### Prompt
Check each line of the data below for the word "يوضع", then extract the ones that have it.

### Records provided
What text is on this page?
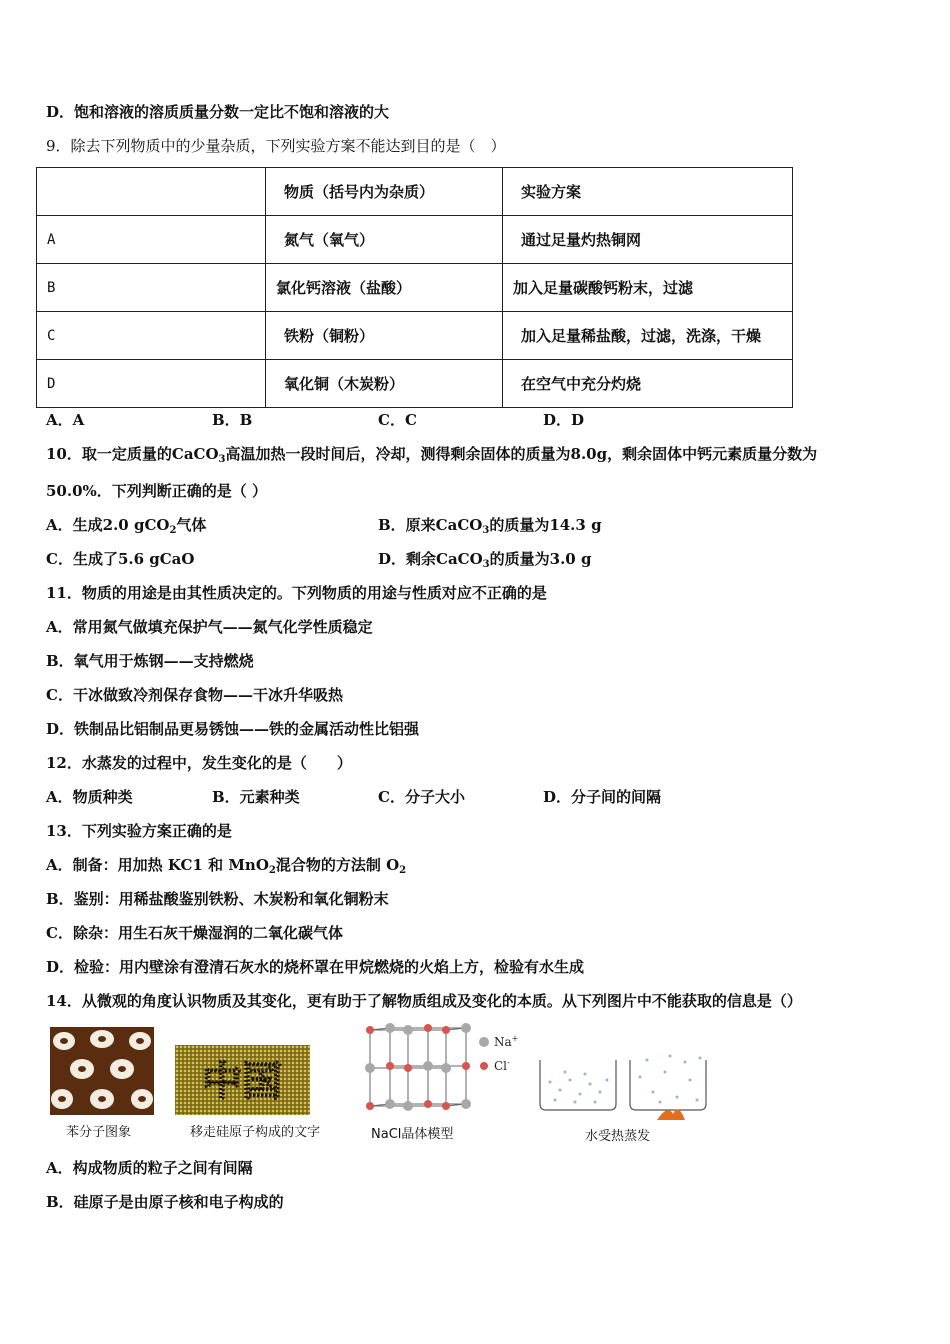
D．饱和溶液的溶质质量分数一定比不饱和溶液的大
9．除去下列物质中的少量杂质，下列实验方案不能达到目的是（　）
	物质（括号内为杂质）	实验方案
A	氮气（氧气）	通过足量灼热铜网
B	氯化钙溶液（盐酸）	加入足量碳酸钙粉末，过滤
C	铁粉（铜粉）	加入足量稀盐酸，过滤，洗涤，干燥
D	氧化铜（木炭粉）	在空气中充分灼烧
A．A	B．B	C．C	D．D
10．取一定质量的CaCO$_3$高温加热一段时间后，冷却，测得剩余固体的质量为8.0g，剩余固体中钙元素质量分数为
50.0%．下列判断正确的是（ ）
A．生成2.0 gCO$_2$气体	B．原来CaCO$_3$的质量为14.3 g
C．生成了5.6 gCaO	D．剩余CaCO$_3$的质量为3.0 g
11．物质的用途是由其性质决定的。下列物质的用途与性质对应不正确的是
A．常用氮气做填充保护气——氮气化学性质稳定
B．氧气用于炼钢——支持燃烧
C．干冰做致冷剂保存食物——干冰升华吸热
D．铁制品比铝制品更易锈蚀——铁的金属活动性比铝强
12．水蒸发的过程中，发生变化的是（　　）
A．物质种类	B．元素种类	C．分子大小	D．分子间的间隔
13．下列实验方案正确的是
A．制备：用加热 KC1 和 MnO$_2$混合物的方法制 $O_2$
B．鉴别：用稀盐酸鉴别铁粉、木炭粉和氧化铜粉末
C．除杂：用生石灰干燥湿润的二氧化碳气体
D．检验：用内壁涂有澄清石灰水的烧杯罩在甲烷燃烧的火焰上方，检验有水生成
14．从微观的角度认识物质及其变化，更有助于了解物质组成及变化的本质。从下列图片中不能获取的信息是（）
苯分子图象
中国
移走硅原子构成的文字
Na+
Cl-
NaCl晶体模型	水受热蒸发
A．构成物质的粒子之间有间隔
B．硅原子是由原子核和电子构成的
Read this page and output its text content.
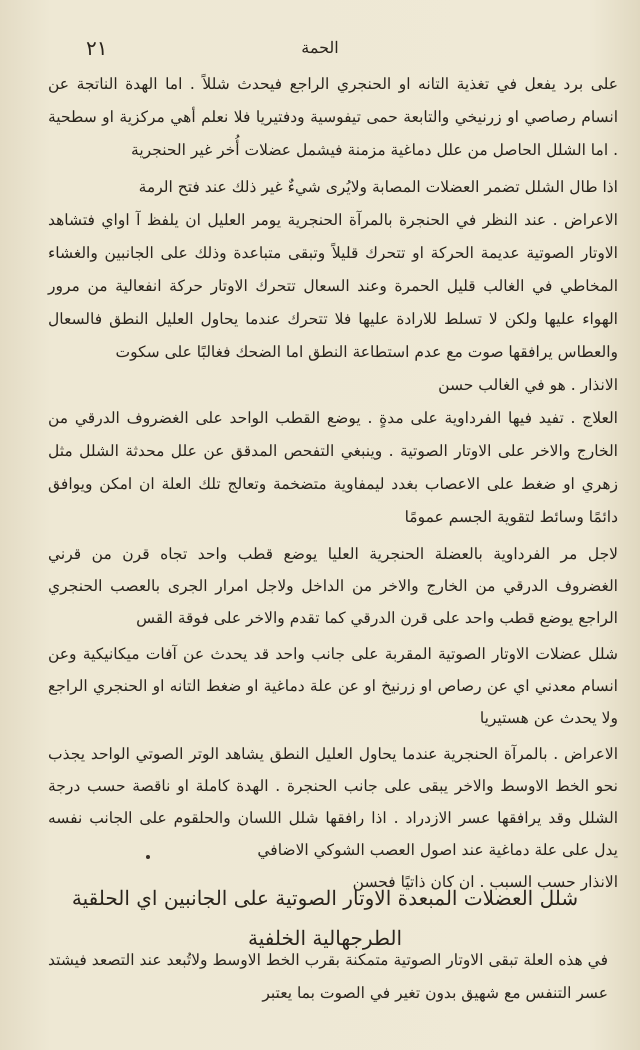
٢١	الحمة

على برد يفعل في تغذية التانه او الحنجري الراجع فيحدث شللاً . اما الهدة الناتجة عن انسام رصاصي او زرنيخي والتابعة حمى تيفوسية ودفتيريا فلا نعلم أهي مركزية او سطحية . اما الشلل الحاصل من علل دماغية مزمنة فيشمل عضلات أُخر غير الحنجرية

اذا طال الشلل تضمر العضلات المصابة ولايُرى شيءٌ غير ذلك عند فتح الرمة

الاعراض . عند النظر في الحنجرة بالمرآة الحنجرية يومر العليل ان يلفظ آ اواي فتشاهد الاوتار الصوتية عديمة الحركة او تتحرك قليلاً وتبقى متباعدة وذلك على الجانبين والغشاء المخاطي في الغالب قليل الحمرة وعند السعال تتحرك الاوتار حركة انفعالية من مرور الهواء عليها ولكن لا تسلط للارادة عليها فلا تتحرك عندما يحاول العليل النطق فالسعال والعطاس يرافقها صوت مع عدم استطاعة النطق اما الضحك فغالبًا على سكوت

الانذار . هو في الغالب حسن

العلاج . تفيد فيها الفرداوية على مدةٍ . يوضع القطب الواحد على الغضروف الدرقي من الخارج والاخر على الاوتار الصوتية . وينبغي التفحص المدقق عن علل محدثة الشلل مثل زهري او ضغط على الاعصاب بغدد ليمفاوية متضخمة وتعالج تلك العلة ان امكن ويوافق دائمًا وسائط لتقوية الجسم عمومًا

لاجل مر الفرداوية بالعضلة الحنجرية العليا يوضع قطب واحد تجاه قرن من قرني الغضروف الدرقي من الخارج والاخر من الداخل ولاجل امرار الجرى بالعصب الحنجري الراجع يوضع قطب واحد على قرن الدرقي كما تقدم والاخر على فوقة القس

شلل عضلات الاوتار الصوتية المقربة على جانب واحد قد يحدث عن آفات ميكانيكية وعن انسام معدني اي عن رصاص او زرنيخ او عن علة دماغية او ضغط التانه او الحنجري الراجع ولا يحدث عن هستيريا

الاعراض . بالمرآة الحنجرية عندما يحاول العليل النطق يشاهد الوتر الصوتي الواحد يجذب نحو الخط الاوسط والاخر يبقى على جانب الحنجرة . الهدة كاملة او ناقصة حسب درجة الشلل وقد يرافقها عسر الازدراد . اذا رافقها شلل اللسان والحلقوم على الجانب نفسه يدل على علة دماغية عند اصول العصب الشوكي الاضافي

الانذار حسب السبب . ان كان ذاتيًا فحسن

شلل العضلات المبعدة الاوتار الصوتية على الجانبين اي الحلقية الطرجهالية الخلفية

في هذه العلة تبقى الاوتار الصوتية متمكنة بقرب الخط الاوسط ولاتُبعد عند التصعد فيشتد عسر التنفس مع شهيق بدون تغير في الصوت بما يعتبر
* * *
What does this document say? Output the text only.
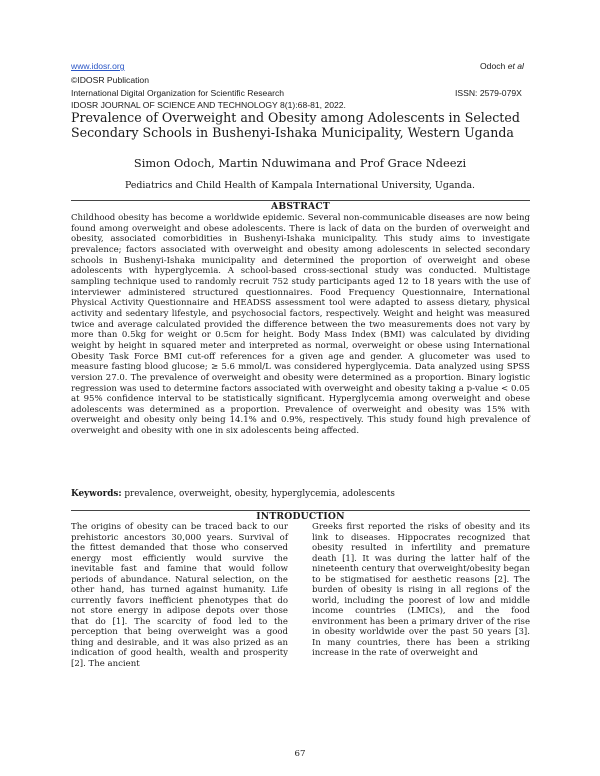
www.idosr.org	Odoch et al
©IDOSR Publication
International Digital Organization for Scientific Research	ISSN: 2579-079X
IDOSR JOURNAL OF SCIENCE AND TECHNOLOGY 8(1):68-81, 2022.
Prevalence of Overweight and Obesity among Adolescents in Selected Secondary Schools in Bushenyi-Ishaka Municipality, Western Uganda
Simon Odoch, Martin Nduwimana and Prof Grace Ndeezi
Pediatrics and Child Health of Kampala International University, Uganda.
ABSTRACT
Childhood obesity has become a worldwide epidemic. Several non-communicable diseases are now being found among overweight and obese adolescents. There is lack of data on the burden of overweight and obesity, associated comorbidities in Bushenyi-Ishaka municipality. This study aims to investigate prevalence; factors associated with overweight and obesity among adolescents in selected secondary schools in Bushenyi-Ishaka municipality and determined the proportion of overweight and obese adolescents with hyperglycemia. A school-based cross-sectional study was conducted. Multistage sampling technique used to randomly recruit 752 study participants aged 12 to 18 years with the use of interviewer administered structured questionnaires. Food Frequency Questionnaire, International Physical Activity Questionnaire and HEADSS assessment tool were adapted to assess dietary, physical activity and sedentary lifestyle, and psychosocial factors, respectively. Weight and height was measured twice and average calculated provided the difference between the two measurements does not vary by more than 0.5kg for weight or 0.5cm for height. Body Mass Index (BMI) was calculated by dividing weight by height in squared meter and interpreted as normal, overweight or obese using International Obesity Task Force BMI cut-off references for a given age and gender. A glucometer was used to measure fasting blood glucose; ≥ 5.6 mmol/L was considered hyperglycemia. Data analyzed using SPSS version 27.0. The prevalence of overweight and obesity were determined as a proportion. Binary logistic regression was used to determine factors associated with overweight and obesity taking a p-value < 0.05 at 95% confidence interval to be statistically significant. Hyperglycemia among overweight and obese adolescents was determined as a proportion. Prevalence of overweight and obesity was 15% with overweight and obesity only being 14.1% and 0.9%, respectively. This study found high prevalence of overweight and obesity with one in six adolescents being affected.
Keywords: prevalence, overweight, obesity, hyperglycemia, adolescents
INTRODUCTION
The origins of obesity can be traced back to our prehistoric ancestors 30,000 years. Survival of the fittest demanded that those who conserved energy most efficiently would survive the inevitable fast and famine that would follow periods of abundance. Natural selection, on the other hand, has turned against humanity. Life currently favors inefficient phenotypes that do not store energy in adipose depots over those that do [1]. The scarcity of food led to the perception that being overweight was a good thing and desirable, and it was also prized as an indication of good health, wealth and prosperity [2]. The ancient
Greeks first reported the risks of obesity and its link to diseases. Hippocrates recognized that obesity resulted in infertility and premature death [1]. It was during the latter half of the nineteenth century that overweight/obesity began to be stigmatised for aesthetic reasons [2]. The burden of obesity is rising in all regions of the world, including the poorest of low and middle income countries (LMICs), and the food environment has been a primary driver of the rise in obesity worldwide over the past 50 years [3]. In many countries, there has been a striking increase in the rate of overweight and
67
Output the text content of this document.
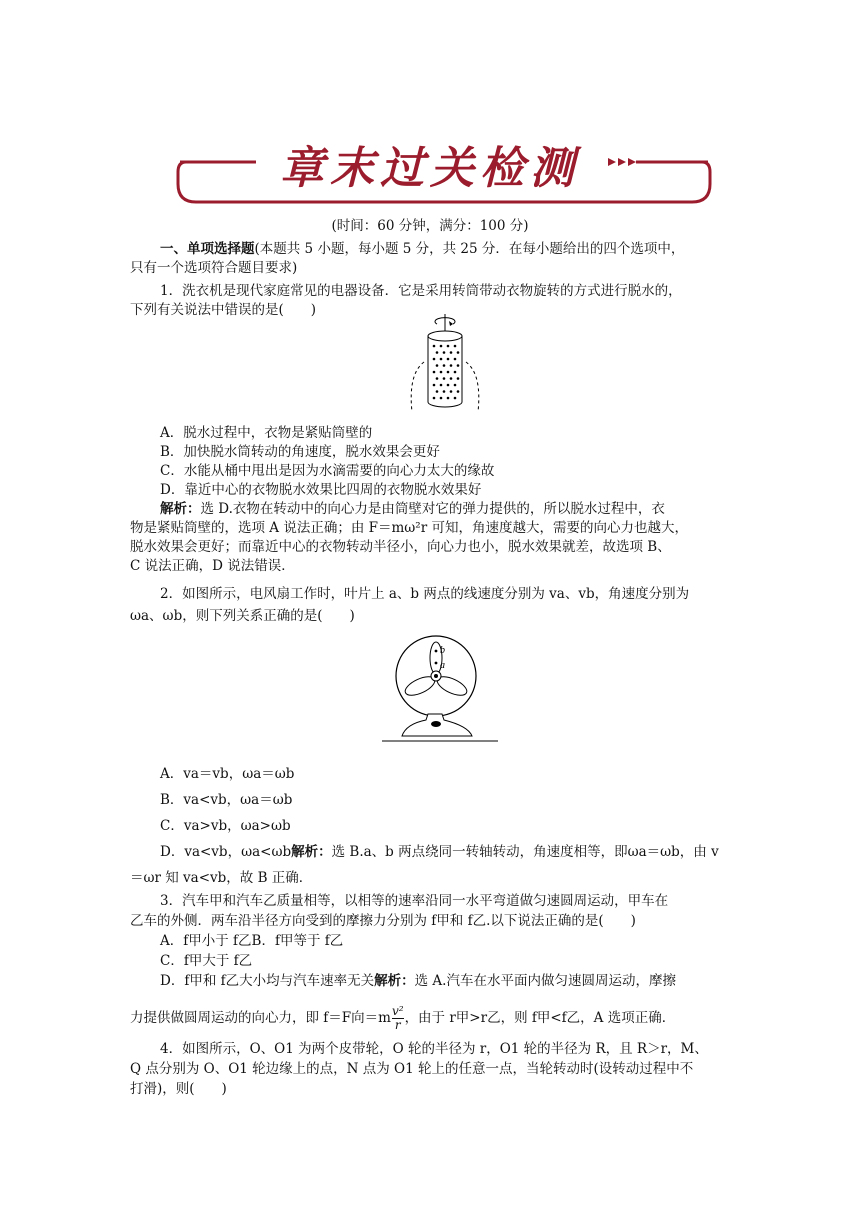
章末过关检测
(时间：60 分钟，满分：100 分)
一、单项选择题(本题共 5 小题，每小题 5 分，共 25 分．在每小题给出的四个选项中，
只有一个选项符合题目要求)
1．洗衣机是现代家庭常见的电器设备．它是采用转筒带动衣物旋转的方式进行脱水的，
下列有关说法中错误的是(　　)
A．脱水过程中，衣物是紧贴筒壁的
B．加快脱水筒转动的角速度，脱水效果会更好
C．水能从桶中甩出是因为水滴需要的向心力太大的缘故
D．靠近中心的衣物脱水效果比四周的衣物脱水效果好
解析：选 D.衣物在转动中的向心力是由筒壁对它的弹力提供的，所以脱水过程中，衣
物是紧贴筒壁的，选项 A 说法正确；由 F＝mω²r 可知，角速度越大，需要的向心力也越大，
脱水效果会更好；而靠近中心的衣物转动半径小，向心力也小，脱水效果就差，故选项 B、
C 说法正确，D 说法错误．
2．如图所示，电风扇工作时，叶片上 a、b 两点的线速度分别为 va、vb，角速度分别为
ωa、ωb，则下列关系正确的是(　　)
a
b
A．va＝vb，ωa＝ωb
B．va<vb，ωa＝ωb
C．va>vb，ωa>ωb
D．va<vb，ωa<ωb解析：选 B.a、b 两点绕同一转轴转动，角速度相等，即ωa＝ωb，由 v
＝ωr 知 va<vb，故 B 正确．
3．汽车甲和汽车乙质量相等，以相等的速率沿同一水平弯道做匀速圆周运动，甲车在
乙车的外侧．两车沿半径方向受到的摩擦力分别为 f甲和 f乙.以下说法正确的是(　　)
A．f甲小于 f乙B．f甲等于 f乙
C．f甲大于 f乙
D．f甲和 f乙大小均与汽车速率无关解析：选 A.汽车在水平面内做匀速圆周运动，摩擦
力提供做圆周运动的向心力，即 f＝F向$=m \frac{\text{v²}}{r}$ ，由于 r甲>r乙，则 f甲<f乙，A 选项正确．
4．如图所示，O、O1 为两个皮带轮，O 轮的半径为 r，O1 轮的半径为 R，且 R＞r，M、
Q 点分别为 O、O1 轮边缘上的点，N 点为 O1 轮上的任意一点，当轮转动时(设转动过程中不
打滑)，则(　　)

### Output below
العلاج . تفيد فيها الفرداوية على مدةٍ . يوضع القطب الواحد على الغضروف الدرقي من الخارج والاخر على الاوتار الصوتية . وينبغي التفحص المدقق عن علل محدثة الشلل مثل زهري او ضغط على الاعصاب بغدد ليمفاوية متضخمة وتعالج تلك العلة ان امكن ويوافق دائمًا وسائط لتقوية الجسم عمومًا
لاجل مر الفرداوية بالعضلة الحنجرية العليا يوضع قطب واحد تجاه قرن من قرني الغضروف الدرقي من الخارج والاخر من الداخل ولاجل امرار الجرى بالعصب الحنجري الراجع يوضع قطب واحد على قرن الدرقي كما تقدم والاخر على فوقة القس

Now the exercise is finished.